Material for this exercise:
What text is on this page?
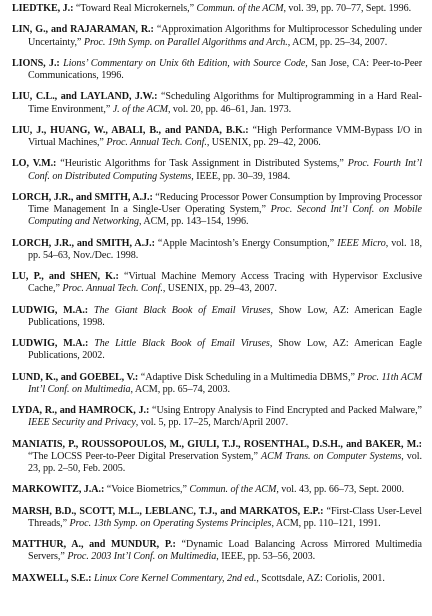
LIEDTKE, J.: “Toward Real Microkernels,” Commun. of the ACM, vol. 39, pp. 70–77, Sept. 1996.
LIN, G., and RAJARAMAN, R.: “Approximation Algorithms for Multiprocessor Scheduling under Uncertainty,” Proc. 19th Symp. on Parallel Algorithms and Arch., ACM, pp. 25–34, 2007.
LIONS, J.: Lions’ Commentary on Unix 6th Edition, with Source Code, San Jose, CA: Peer-to-Peer Communications, 1996.
LIU, C.L., and LAYLAND, J.W.: “Scheduling Algorithms for Multiprogramming in a Hard Real-Time Environment,” J. of the ACM, vol. 20, pp. 46–61, Jan. 1973.
LIU, J., HUANG, W., ABALI, B., and PANDA, B.K.: “High Performance VMM-Bypass I/O in Virtual Machines,” Proc. Annual Tech. Conf., USENIX, pp. 29–42, 2006.
LO, V.M.: “Heuristic Algorithms for Task Assignment in Distributed Systems,” Proc. Fourth Int’l Conf. on Distributed Computing Systems, IEEE, pp. 30–39, 1984.
LORCH, J.R., and SMITH, A.J.: “Reducing Processor Power Consumption by Improving Processor Time Management In a Single-User Operating System,” Proc. Second Int’l Conf. on Mobile Computing and Networking, ACM, pp. 143–154, 1996.
LORCH, J.R., and SMITH, A.J.: “Apple Macintosh’s Energy Consumption,” IEEE Micro, vol. 18, pp. 54–63, Nov./Dec. 1998.
LU, P., and SHEN, K.: “Virtual Machine Memory Access Tracing with Hypervisor Exclusive Cache,” Proc. Annual Tech. Conf., USENIX, pp. 29–43, 2007.
LUDWIG, M.A.: The Giant Black Book of Email Viruses, Show Low, AZ: American Eagle Publications, 1998.
LUDWIG, M.A.: The Little Black Book of Email Viruses, Show Low, AZ: American Eagle Publications, 2002.
LUND, K., and GOEBEL, V.: “Adaptive Disk Scheduling in a Multimedia DBMS,” Proc. 11th ACM Int’l Conf. on Multimedia, ACM, pp. 65–74, 2003.
LYDA, R., and HAMROCK, J.: “Using Entropy Analysis to Find Encrypted and Packed Malware,” IEEE Security and Privacy, vol. 5, pp. 17–25, March/April 2007.
MANIATIS, P., ROUSSOPOULOS, M., GIULI, T.J., ROSENTHAL, D.S.H., and BAKER, M.: “The LOCSS Peer-to-Peer Digital Preservation System,” ACM Trans. on Computer Systems, vol. 23, pp. 2–50, Feb. 2005.
MARKOWITZ, J.A.: “Voice Biometrics,” Commun. of the ACM, vol. 43, pp. 66–73, Sept. 2000.
MARSH, B.D., SCOTT, M.L., LEBLANC, T.J., and MARKATOS, E.P.: “First-Class User-Level Threads,” Proc. 13th Symp. on Operating Systems Principles, ACM, pp. 110–121, 1991.
MATTHUR, A., and MUNDUR, P.: “Dynamic Load Balancing Across Mirrored Multimedia Servers,” Proc. 2003 Int’l Conf. on Multimedia, IEEE, pp. 53–56, 2003.
MAXWELL, S.E.: Linux Core Kernel Commentary, 2nd ed., Scottsdale, AZ: Coriolis, 2001.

Task prompt: Pictures are to be left out; repeat all the remaining data exactly.

Answer area:
What text is on this page?
LIEDTKE, J.: “Toward Real Microkernels,” Commun. of the ACM, vol. 39, pp. 70–77, Sept. 1996.
LIN, G., and RAJARAMAN, R.: “Approximation Algorithms for Multiprocessor Scheduling under Uncertainty,” Proc. 19th Symp. on Parallel Algorithms and Arch., ACM, pp. 25–34, 2007.
LIONS, J.: Lions’ Commentary on Unix 6th Edition, with Source Code, San Jose, CA: Peer-to-Peer Communications, 1996.
LIU, C.L., and LAYLAND, J.W.: “Scheduling Algorithms for Multiprogramming in a Hard Real-Time Environment,” J. of the ACM, vol. 20, pp. 46–61, Jan. 1973.
LIU, J., HUANG, W., ABALI, B., and PANDA, B.K.: “High Performance VMM-Bypass I/O in Virtual Machines,” Proc. Annual Tech. Conf., USENIX, pp. 29–42, 2006.
LO, V.M.: “Heuristic Algorithms for Task Assignment in Distributed Systems,” Proc. Fourth Int’l Conf. on Distributed Computing Systems, IEEE, pp. 30–39, 1984.
LORCH, J.R., and SMITH, A.J.: “Reducing Processor Power Consumption by Improving Processor Time Management In a Single-User Operating System,” Proc. Second Int’l Conf. on Mobile Computing and Networking, ACM, pp. 143–154, 1996.
LORCH, J.R., and SMITH, A.J.: “Apple Macintosh’s Energy Consumption,” IEEE Micro, vol. 18, pp. 54–63, Nov./Dec. 1998.
LU, P., and SHEN, K.: “Virtual Machine Memory Access Tracing with Hypervisor Exclusive Cache,” Proc. Annual Tech. Conf., USENIX, pp. 29–43, 2007.
LUDWIG, M.A.: The Giant Black Book of Email Viruses, Show Low, AZ: American Eagle Publications, 1998.
LUDWIG, M.A.: The Little Black Book of Email Viruses, Show Low, AZ: American Eagle Publications, 2002.
LUND, K., and GOEBEL, V.: “Adaptive Disk Scheduling in a Multimedia DBMS,” Proc. 11th ACM Int’l Conf. on Multimedia, ACM, pp. 65–74, 2003.
LYDA, R., and HAMROCK, J.: “Using Entropy Analysis to Find Encrypted and Packed Malware,” IEEE Security and Privacy, vol. 5, pp. 17–25, March/April 2007.
MANIATIS, P., ROUSSOPOULOS, M., GIULI, T.J., ROSENTHAL, D.S.H., and BAKER, M.: “The LOCSS Peer-to-Peer Digital Preservation System,” ACM Trans. on Computer Systems, vol. 23, pp. 2–50, Feb. 2005.
MARKOWITZ, J.A.: “Voice Biometrics,” Commun. of the ACM, vol. 43, pp. 66–73, Sept. 2000.
MARSH, B.D., SCOTT, M.L., LEBLANC, T.J., and MARKATOS, E.P.: “First-Class User-Level Threads,” Proc. 13th Symp. on Operating Systems Principles, ACM, pp. 110–121, 1991.
MATTHUR, A., and MUNDUR, P.: “Dynamic Load Balancing Across Mirrored Multimedia Servers,” Proc. 2003 Int’l Conf. on Multimedia, IEEE, pp. 53–56, 2003.
MAXWELL, S.E.: Linux Core Kernel Commentary, 2nd ed., Scottsdale, AZ: Coriolis, 2001.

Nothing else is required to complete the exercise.